SUPPLIED MATERIAL
• • •
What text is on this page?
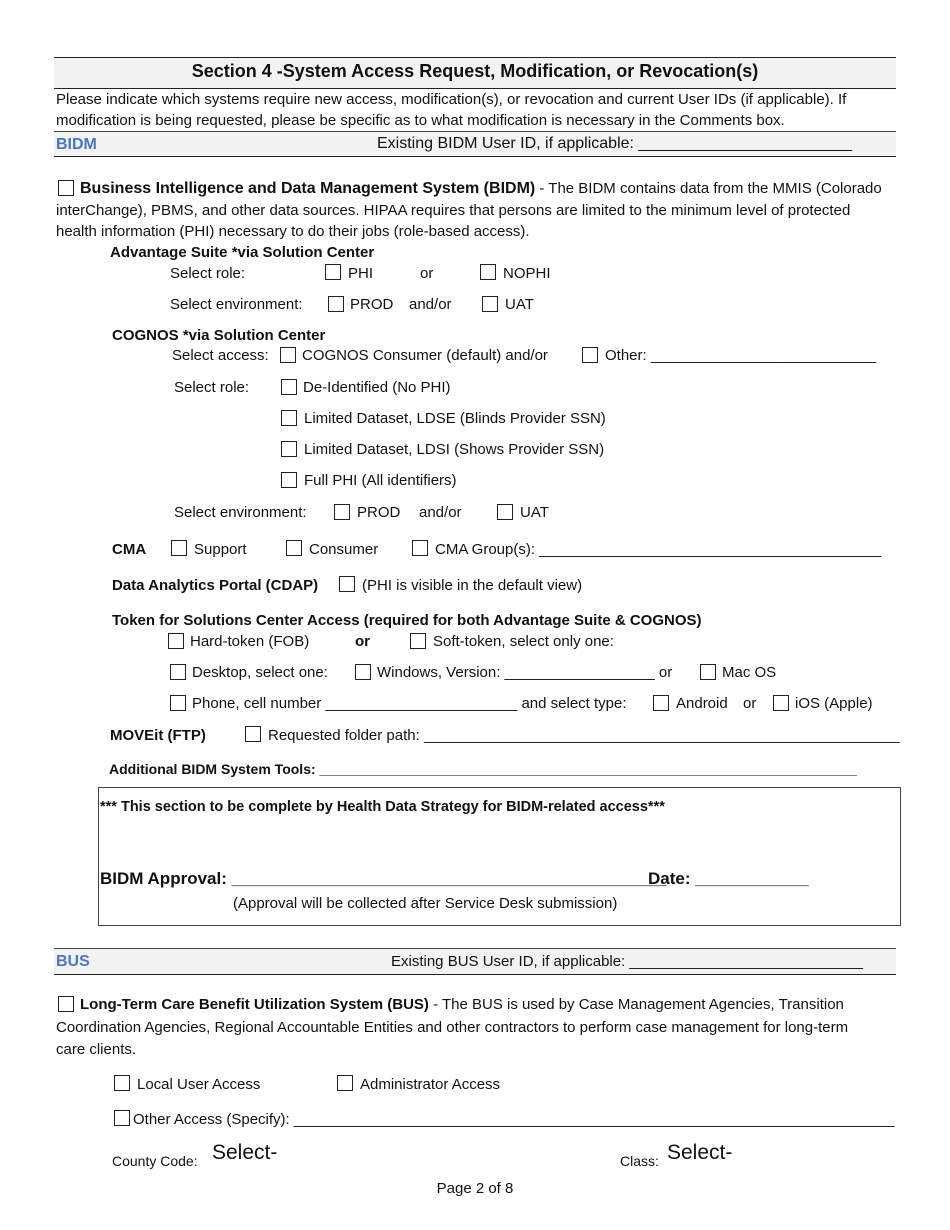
Section 4 -System Access Request, Modification, or Revocation(s)
Please indicate which systems require new access, modification(s), or revocation and current User IDs (if applicable). If
modification is being requested, please be specific as to what modification is necessary in the Comments box.
BIDM	Existing BIDM User ID, if applicable: ________________________
Business Intelligence and Data Management System (BIDM) - The BIDM contains data from the MMIS (Colorado
interChange), PBMS, and other data sources. HIPAA requires that persons are limited to the minimum level of protected
health information (PHI) necessary to do their jobs (role-based access).
Advantage Suite *via Solution Center
Select role:	PHI	or	NOPHI
Select environment:	PROD and/or	UAT
COGNOS *via Solution Center
Select access: COGNOS Consumer (default) and/or	Other: ___________________________
Select role:	De-Identified (No PHI)
Limited Dataset, LDSE (Blinds Provider SSN)
Limited Dataset, LDSI (Shows Provider SSN)
Full PHI (All identifiers)
Select environment:	PROD and/or	UAT
CMA	Support	Consumer	CMA Group(s): _________________________________________
Data Analytics Portal (CDAP)	(PHI is visible in the default view)
Token for Solutions Center Access (required for both Advantage Suite & COGNOS)
Hard-token (FOB)	or	Soft-token, select only one:
Desktop, select one:	Windows, Version: __________________ or	Mac OS
Phone, cell number _______________________ and select type:	Android or	iOS (Apple)
MOVEit (FTP)	Requested folder path: _________________________________________________________
Additional BIDM System Tools: _____________________________________________________________________
*** This section to be complete by Health Data Strategy for BIDM-related access***
BIDM Approval: ______________________________________________
Date: ____________
(Approval will be collected after Service Desk submission)
BUS	Existing BUS User ID, if applicable: ____________________________
Long-Term Care Benefit Utilization System (BUS) - The BUS is used by Case Management Agencies, Transition
Coordination Agencies, Regional Accountable Entities and other contractors to perform case management for long-term
care clients.
Local User Access	Administrator Access
Other Access (Specify): ________________________________________________________________________
County Code: Select-	Class: Select-
Page 2 of 8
• • •
DO THIS
Repeat the material above in full and exactly, apart from the pictures.

IN RESPONSE
What text is on this page?
Section 4 -System Access Request, Modification, or Revocation(s)
Please indicate which systems require new access, modification(s), or revocation and current User IDs (if applicable). If
modification is being requested, please be specific as to what modification is necessary in the Comments box.
BIDM	Existing BIDM User ID, if applicable: ________________________
Business Intelligence and Data Management System (BIDM) - The BIDM contains data from the MMIS (Colorado
interChange), PBMS, and other data sources. HIPAA requires that persons are limited to the minimum level of protected
health information (PHI) necessary to do their jobs (role-based access).
Advantage Suite *via Solution Center
Select role:	PHI	or	NOPHI
Select environment:	PROD and/or	UAT
COGNOS *via Solution Center
Select access: COGNOS Consumer (default) and/or	Other: ___________________________
Select role:	De-Identified (No PHI)
Limited Dataset, LDSE (Blinds Provider SSN)
Limited Dataset, LDSI (Shows Provider SSN)
Full PHI (All identifiers)
Select environment:	PROD and/or	UAT
CMA	Support	Consumer	CMA Group(s): _________________________________________
Data Analytics Portal (CDAP)	(PHI is visible in the default view)
Token for Solutions Center Access (required for both Advantage Suite & COGNOS)
Hard-token (FOB)	or	Soft-token, select only one:
Desktop, select one:	Windows, Version: __________________ or	Mac OS
Phone, cell number _______________________ and select type:	Android or	iOS (Apple)
MOVEit (FTP)	Requested folder path: _________________________________________________________
Additional BIDM System Tools: _____________________________________________________________________
*** This section to be complete by Health Data Strategy for BIDM-related access***
BIDM Approval: ______________________________________________
Date: ____________
(Approval will be collected after Service Desk submission)
BUS	Existing BUS User ID, if applicable: ____________________________
Long-Term Care Benefit Utilization System (BUS) - The BUS is used by Case Management Agencies, Transition
Coordination Agencies, Regional Accountable Entities and other contractors to perform case management for long-term
care clients.
Local User Access	Administrator Access
Other Access (Specify): ________________________________________________________________________
County Code: Select-	Class: Select-
Page 2 of 8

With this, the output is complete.